**Instructions for the task**: Return every record verbatim.

---- Source records

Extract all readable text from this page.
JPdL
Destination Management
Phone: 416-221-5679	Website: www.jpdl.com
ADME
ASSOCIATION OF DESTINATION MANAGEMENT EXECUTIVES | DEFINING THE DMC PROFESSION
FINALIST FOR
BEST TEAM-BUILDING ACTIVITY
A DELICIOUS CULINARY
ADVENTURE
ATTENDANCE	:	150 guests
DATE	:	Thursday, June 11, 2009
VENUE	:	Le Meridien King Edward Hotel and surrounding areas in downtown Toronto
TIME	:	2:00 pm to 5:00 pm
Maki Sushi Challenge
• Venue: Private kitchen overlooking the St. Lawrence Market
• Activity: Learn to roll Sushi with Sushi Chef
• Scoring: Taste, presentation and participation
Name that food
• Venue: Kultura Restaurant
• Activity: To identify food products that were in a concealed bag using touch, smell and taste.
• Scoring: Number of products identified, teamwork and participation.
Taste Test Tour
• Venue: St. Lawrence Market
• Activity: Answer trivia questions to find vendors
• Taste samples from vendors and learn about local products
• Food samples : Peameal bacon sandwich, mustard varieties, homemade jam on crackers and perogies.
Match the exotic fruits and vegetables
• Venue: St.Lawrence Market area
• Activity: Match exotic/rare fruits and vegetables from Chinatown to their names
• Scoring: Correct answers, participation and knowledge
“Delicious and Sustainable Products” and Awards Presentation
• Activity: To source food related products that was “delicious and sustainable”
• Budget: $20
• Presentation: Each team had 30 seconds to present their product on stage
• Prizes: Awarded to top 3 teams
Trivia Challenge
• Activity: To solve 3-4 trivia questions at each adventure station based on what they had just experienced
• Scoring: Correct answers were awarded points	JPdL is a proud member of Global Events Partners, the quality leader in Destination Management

--------

**Task output**:
Extract all readable text from this page.
JPdL
Destination Management
Phone: 416-221-5679	Website: www.jpdl.com
ADME
ASSOCIATION OF DESTINATION MANAGEMENT EXECUTIVES | DEFINING THE DMC PROFESSION
FINALIST FOR
BEST TEAM-BUILDING ACTIVITY
A DELICIOUS CULINARY
ADVENTURE
ATTENDANCE	:	150 guests
DATE	:	Thursday, June 11, 2009
VENUE	:	Le Meridien King Edward Hotel and surrounding areas in downtown Toronto
TIME	:	2:00 pm to 5:00 pm
Maki Sushi Challenge
• Venue: Private kitchen overlooking the St. Lawrence Market
• Activity: Learn to roll Sushi with Sushi Chef
• Scoring: Taste, presentation and participation
Name that food
• Venue: Kultura Restaurant
• Activity: To identify food products that were in a concealed bag using touch, smell and taste.
• Scoring: Number of products identified, teamwork and participation.
Taste Test Tour
• Venue: St. Lawrence Market
• Activity: Answer trivia questions to find vendors
• Taste samples from vendors and learn about local products
• Food samples : Peameal bacon sandwich, mustard varieties, homemade jam on crackers and perogies.
Match the exotic fruits and vegetables
• Venue: St.Lawrence Market area
• Activity: Match exotic/rare fruits and vegetables from Chinatown to their names
• Scoring: Correct answers, participation and knowledge
“Delicious and Sustainable Products” and Awards Presentation
• Activity: To source food related products that was “delicious and sustainable”
• Budget: $20
• Presentation: Each team had 30 seconds to present their product on stage
• Prizes: Awarded to top 3 teams
Trivia Challenge
• Activity: To solve 3-4 trivia questions at each adventure station based on what they had just experienced
• Scoring: Correct answers were awarded points	JPdL is a proud member of Global Events Partners, the quality leader in Destination Management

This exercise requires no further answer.